TO BE DONE:
Return every record verbatim.

──────────────────────────────

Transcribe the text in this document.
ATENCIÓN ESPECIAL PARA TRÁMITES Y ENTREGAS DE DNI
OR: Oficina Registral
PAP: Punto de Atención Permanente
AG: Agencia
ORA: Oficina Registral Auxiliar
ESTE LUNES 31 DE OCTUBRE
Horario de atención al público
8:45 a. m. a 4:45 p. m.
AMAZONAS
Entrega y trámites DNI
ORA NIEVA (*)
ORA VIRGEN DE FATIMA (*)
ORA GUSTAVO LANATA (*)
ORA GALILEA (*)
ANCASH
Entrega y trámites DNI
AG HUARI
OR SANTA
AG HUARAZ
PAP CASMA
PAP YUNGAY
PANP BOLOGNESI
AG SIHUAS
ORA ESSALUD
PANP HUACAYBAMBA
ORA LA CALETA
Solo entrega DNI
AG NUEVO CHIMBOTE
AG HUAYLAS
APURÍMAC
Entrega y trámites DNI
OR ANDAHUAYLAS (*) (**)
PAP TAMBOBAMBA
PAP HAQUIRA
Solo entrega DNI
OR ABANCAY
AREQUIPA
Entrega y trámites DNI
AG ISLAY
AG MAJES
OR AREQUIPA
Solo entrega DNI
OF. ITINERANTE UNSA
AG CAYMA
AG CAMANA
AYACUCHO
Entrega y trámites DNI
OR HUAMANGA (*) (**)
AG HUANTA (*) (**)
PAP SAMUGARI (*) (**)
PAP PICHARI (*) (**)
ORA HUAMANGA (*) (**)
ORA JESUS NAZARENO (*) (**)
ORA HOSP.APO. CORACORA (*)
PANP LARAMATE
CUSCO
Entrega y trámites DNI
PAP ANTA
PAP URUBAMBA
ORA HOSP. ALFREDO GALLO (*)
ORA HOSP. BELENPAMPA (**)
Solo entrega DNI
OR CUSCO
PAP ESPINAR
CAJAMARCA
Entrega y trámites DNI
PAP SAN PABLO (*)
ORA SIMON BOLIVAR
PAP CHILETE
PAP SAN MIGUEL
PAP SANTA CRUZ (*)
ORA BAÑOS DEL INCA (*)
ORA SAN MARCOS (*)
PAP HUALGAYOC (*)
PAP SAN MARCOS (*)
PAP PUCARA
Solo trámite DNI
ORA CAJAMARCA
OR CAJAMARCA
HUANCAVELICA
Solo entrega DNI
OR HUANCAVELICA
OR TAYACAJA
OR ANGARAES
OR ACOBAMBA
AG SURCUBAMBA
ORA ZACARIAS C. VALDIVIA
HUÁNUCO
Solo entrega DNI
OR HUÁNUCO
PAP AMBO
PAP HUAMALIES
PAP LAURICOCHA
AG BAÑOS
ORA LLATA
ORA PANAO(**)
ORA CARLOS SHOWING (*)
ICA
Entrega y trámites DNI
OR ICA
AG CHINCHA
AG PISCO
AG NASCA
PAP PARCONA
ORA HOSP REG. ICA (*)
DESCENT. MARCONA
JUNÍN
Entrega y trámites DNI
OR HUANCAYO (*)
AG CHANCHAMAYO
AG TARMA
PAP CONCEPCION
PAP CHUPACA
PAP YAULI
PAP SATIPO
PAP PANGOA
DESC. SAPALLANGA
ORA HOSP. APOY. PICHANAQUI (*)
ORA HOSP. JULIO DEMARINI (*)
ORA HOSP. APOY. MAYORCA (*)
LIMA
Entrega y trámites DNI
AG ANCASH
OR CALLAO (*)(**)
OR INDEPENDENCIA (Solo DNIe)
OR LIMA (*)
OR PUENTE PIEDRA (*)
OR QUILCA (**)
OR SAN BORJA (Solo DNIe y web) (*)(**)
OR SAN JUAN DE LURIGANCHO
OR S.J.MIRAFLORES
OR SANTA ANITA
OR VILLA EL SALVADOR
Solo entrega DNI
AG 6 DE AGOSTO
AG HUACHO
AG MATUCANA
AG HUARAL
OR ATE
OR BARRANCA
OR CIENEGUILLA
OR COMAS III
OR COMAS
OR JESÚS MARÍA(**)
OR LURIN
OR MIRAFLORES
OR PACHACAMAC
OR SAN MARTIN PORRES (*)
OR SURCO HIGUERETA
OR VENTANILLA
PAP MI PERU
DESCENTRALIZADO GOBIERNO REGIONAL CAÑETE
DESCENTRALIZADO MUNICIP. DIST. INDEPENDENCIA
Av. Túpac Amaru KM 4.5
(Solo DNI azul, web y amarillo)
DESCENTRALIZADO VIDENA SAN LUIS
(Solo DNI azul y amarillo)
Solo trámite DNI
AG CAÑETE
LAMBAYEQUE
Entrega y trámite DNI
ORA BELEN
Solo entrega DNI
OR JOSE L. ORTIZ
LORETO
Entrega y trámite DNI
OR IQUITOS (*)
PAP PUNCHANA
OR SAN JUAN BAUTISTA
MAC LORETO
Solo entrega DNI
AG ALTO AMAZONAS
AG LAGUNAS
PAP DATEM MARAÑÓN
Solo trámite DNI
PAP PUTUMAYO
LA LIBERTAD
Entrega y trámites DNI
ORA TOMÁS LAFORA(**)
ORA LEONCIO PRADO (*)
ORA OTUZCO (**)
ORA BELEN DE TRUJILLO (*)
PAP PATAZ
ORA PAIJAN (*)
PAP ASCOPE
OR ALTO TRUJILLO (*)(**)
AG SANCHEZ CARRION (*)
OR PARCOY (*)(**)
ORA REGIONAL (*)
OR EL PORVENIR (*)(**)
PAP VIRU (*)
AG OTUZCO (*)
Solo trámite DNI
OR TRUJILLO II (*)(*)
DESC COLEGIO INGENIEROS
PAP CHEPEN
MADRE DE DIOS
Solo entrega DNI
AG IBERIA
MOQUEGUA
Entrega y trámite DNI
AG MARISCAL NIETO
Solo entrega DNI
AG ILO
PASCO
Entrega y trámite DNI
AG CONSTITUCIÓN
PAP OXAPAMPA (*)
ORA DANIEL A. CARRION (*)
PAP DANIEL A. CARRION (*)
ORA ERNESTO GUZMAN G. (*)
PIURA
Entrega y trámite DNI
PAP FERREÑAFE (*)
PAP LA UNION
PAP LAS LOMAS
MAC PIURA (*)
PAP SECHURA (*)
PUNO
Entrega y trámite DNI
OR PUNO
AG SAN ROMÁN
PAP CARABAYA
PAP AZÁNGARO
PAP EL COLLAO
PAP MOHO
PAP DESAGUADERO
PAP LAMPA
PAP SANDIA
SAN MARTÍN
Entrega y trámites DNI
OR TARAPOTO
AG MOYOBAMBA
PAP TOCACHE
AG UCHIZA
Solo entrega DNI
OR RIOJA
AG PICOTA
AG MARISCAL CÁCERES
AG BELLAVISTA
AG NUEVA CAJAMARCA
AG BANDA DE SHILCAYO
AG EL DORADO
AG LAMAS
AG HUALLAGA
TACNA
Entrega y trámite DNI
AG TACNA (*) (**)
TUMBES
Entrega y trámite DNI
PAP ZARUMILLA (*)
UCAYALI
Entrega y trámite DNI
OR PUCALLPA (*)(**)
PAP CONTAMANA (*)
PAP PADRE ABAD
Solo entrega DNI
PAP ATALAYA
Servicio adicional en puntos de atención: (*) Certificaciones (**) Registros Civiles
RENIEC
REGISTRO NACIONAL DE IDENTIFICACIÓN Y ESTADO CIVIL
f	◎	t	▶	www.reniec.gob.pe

──────────────────────────────

SOLUTION FOR THIS PROBLEM:
Transcribe the text in this document.
ATENCIÓN ESPECIAL PARA TRÁMITES Y ENTREGAS DE DNI
OR: Oficina Registral
PAP: Punto de Atención Permanente
AG: Agencia
ORA: Oficina Registral Auxiliar
ESTE LUNES 31 DE OCTUBRE
Horario de atención al público
8:45 a. m. a 4:45 p. m.
AMAZONAS
Entrega y trámites DNI
ORA NIEVA (*)
ORA VIRGEN DE FATIMA (*)
ORA GUSTAVO LANATA (*)
ORA GALILEA (*)
ANCASH
Entrega y trámites DNI
AG HUARI
OR SANTA
AG HUARAZ
PAP CASMA
PAP YUNGAY
PANP BOLOGNESI
AG SIHUAS
ORA ESSALUD
PANP HUACAYBAMBA
ORA LA CALETA
Solo entrega DNI
AG NUEVO CHIMBOTE
AG HUAYLAS
APURÍMAC
Entrega y trámites DNI
OR ANDAHUAYLAS (*) (**)
PAP TAMBOBAMBA
PAP HAQUIRA
Solo entrega DNI
OR ABANCAY
AREQUIPA
Entrega y trámites DNI
AG ISLAY
AG MAJES
OR AREQUIPA
Solo entrega DNI
OF. ITINERANTE UNSA
AG CAYMA
AG CAMANA
AYACUCHO
Entrega y trámites DNI
OR HUAMANGA (*) (**)
AG HUANTA (*) (**)
PAP SAMUGARI (*) (**)
PAP PICHARI (*) (**)
ORA HUAMANGA (*) (**)
ORA JESUS NAZARENO (*) (**)
ORA HOSP.APO. CORACORA (*)
PANP LARAMATE
CUSCO
Entrega y trámites DNI
PAP ANTA
PAP URUBAMBA
ORA HOSP. ALFREDO GALLO (*)
ORA HOSP. BELENPAMPA (**)
Solo entrega DNI
OR CUSCO
PAP ESPINAR
CAJAMARCA
Entrega y trámites DNI
PAP SAN PABLO (*)
ORA SIMON BOLIVAR
PAP CHILETE
PAP SAN MIGUEL
PAP SANTA CRUZ (*)
ORA BAÑOS DEL INCA (*)
ORA SAN MARCOS (*)
PAP HUALGAYOC (*)
PAP SAN MARCOS (*)
PAP PUCARA
Solo trámite DNI
ORA CAJAMARCA
OR CAJAMARCA
HUANCAVELICA
Solo entrega DNI
OR HUANCAVELICA
OR TAYACAJA
OR ANGARAES
OR ACOBAMBA
AG SURCUBAMBA
ORA ZACARIAS C. VALDIVIA
HUÁNUCO
Solo entrega DNI
OR HUÁNUCO
PAP AMBO
PAP HUAMALIES
PAP LAURICOCHA
AG BAÑOS
ORA LLATA
ORA PANAO(**)
ORA CARLOS SHOWING (*)
ICA
Entrega y trámites DNI
OR ICA
AG CHINCHA
AG PISCO
AG NASCA
PAP PARCONA
ORA HOSP REG. ICA (*)
DESCENT. MARCONA
JUNÍN
Entrega y trámites DNI
OR HUANCAYO (*)
AG CHANCHAMAYO
AG TARMA
PAP CONCEPCION
PAP CHUPACA
PAP YAULI
PAP SATIPO
PAP PANGOA
DESC. SAPALLANGA
ORA HOSP. APOY. PICHANAQUI (*)
ORA HOSP. JULIO DEMARINI (*)
ORA HOSP. APOY. MAYORCA (*)
LIMA
Entrega y trámites DNI
AG ANCASH
OR CALLAO (*)(**)
OR INDEPENDENCIA (Solo DNIe)
OR LIMA (*)
OR PUENTE PIEDRA (*)
OR QUILCA (**)
OR SAN BORJA (Solo DNIe y web) (*)(**)
OR SAN JUAN DE LURIGANCHO
OR S.J.MIRAFLORES
OR SANTA ANITA
OR VILLA EL SALVADOR
Solo entrega DNI
AG 6 DE AGOSTO
AG HUACHO
AG MATUCANA
AG HUARAL
OR ATE
OR BARRANCA
OR CIENEGUILLA
OR COMAS III
OR COMAS
OR JESÚS MARÍA(**)
OR LURIN
OR MIRAFLORES
OR PACHACAMAC
OR SAN MARTIN PORRES (*)
OR SURCO HIGUERETA
OR VENTANILLA
PAP MI PERU
DESCENTRALIZADO GOBIERNO REGIONAL CAÑETE
DESCENTRALIZADO MUNICIP. DIST. INDEPENDENCIA
Av. Túpac Amaru KM 4.5
(Solo DNI azul, web y amarillo)
DESCENTRALIZADO VIDENA SAN LUIS
(Solo DNI azul y amarillo)
Solo trámite DNI
AG CAÑETE
LAMBAYEQUE
Entrega y trámite DNI
ORA BELEN
Solo entrega DNI
OR JOSE L. ORTIZ
LORETO
Entrega y trámite DNI
OR IQUITOS (*)
PAP PUNCHANA
OR SAN JUAN BAUTISTA
MAC LORETO
Solo entrega DNI
AG ALTO AMAZONAS
AG LAGUNAS
PAP DATEM MARAÑÓN
Solo trámite DNI
PAP PUTUMAYO
LA LIBERTAD
Entrega y trámites DNI
ORA TOMÁS LAFORA(**)
ORA LEONCIO PRADO (*)
ORA OTUZCO (**)
ORA BELEN DE TRUJILLO (*)
PAP PATAZ
ORA PAIJAN (*)
PAP ASCOPE
OR ALTO TRUJILLO (*)(**)
AG SANCHEZ CARRION (*)
OR PARCOY (*)(**)
ORA REGIONAL (*)
OR EL PORVENIR (*)(**)
PAP VIRU (*)
AG OTUZCO (*)
Solo trámite DNI
OR TRUJILLO II (*)(*)
DESC COLEGIO INGENIEROS
PAP CHEPEN
MADRE DE DIOS
Solo entrega DNI
AG IBERIA
MOQUEGUA
Entrega y trámite DNI
AG MARISCAL NIETO
Solo entrega DNI
AG ILO
PASCO
Entrega y trámite DNI
AG CONSTITUCIÓN
PAP OXAPAMPA (*)
ORA DANIEL A. CARRION (*)
PAP DANIEL A. CARRION (*)
ORA ERNESTO GUZMAN G. (*)
PIURA
Entrega y trámite DNI
PAP FERREÑAFE (*)
PAP LA UNION
PAP LAS LOMAS
MAC PIURA (*)
PAP SECHURA (*)
PUNO
Entrega y trámite DNI
OR PUNO
AG SAN ROMÁN
PAP CARABAYA
PAP AZÁNGARO
PAP EL COLLAO
PAP MOHO
PAP DESAGUADERO
PAP LAMPA
PAP SANDIA
SAN MARTÍN
Entrega y trámites DNI
OR TARAPOTO
AG MOYOBAMBA
PAP TOCACHE
AG UCHIZA
Solo entrega DNI
OR RIOJA
AG PICOTA
AG MARISCAL CÁCERES
AG BELLAVISTA
AG NUEVA CAJAMARCA
AG BANDA DE SHILCAYO
AG EL DORADO
AG LAMAS
AG HUALLAGA
TACNA
Entrega y trámite DNI
AG TACNA (*) (**)
TUMBES
Entrega y trámite DNI
PAP ZARUMILLA (*)
UCAYALI
Entrega y trámite DNI
OR PUCALLPA (*)(**)
PAP CONTAMANA (*)
PAP PADRE ABAD
Solo entrega DNI
PAP ATALAYA
Servicio adicional en puntos de atención: (*) Certificaciones (**) Registros Civiles
RENIEC
REGISTRO NACIONAL DE IDENTIFICACIÓN Y ESTADO CIVIL
f	◎	t	▶	www.reniec.gob.pe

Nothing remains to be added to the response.